— What is required —
List all lines in the material below that contain "Mots".

#####

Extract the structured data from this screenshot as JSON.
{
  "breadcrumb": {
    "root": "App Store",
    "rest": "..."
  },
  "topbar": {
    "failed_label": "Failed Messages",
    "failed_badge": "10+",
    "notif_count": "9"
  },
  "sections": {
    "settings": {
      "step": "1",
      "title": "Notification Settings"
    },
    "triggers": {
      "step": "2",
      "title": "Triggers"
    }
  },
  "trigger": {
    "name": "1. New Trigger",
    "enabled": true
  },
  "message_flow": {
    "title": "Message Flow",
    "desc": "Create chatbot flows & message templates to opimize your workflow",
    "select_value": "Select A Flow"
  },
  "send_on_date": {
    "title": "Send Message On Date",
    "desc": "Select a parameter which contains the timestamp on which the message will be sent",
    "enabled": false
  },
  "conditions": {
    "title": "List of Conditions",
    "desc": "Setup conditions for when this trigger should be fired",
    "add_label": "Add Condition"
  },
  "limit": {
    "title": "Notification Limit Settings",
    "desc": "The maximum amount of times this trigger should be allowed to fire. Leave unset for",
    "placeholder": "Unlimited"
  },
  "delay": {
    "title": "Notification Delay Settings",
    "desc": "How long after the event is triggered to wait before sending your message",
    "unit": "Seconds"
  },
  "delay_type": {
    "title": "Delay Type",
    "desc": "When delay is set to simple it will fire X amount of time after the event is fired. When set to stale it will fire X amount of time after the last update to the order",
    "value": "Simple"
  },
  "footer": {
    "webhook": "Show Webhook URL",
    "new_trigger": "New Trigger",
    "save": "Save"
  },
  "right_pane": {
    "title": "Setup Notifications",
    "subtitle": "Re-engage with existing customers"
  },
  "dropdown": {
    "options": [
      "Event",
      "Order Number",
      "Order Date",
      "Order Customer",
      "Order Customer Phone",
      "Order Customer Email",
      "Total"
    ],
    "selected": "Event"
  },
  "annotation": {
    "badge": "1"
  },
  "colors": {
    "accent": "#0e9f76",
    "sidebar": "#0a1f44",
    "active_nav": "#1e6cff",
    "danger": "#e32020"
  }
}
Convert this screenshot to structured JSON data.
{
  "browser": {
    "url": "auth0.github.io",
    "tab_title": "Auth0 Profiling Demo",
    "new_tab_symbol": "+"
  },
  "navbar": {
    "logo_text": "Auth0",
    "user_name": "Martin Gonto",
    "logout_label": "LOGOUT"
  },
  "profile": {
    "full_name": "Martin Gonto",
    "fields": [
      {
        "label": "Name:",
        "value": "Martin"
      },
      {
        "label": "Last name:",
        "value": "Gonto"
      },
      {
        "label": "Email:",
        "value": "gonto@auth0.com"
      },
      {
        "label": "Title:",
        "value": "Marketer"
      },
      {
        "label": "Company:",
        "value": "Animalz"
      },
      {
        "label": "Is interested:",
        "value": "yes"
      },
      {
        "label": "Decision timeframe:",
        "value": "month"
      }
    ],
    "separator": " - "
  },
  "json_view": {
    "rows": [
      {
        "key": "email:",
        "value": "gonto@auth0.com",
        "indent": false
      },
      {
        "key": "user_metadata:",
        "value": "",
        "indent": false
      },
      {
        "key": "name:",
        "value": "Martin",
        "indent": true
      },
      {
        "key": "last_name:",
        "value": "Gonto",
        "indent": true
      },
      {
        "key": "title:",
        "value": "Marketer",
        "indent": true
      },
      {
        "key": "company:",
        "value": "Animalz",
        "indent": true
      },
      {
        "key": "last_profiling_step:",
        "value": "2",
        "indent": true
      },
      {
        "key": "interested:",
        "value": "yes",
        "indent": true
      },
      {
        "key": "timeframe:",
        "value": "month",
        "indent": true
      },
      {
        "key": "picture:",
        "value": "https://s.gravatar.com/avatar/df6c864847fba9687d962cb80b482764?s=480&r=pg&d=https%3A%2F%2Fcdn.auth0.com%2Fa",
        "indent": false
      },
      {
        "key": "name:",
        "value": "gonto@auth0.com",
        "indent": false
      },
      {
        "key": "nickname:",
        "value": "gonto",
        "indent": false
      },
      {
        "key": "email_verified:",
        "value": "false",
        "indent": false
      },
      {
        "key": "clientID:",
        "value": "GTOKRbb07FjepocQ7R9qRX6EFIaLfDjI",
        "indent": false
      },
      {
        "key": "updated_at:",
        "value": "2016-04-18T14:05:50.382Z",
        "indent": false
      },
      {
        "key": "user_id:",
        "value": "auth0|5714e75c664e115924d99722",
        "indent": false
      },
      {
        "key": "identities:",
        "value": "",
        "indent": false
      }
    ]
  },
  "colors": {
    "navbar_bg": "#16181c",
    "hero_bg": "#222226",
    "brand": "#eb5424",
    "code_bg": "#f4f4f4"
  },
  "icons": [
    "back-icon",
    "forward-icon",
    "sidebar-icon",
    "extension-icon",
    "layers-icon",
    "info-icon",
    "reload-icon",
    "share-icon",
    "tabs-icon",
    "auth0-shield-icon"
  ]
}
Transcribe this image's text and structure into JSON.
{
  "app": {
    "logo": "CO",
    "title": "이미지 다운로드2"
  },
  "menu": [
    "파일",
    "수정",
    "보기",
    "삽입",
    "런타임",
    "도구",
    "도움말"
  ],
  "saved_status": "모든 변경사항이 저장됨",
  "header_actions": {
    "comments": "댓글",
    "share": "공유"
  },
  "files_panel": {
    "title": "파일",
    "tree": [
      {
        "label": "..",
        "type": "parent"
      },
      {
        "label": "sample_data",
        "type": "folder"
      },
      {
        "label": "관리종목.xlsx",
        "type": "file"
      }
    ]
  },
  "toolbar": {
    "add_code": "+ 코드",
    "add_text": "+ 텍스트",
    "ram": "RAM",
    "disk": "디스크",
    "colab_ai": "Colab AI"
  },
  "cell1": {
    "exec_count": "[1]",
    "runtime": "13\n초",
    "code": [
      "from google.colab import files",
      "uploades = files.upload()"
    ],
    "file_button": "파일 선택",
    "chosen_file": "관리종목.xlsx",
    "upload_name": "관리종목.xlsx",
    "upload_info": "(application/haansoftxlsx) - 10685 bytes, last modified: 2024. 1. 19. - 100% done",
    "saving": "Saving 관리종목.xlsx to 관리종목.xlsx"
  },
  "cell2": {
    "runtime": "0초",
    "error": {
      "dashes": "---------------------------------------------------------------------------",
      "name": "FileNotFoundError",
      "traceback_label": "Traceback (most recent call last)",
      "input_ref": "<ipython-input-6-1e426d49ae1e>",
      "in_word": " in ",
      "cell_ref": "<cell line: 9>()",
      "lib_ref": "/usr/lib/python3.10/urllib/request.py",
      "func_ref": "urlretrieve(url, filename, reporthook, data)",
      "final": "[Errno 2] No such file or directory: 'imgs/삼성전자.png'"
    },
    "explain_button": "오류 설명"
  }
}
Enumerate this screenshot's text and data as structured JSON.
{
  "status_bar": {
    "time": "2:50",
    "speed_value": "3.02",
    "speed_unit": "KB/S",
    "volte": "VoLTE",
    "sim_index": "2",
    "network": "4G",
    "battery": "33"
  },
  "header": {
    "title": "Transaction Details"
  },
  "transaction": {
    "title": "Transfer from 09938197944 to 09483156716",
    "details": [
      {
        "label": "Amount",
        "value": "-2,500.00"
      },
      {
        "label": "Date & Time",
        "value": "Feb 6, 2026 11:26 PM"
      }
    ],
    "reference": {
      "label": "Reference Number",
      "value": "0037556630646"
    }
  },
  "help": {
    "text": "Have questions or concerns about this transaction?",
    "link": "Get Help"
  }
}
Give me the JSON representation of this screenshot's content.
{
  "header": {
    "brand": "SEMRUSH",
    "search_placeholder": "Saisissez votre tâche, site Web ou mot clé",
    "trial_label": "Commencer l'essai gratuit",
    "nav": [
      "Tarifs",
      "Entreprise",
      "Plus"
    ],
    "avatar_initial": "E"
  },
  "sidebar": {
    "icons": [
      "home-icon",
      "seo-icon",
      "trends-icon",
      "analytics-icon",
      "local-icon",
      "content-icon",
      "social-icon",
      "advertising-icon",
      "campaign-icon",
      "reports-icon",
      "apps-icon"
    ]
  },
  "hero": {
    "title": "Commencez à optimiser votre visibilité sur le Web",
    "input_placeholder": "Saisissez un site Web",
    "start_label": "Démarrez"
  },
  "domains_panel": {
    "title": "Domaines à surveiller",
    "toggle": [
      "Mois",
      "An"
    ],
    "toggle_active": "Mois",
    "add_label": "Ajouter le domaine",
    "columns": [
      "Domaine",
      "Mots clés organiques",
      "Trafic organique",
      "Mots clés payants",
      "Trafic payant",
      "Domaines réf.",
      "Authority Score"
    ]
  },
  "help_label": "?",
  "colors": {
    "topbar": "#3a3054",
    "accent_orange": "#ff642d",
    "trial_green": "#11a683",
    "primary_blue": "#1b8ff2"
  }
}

#####

— Correct answer —
      "Mots clés organiques",
      "Mots clés payants",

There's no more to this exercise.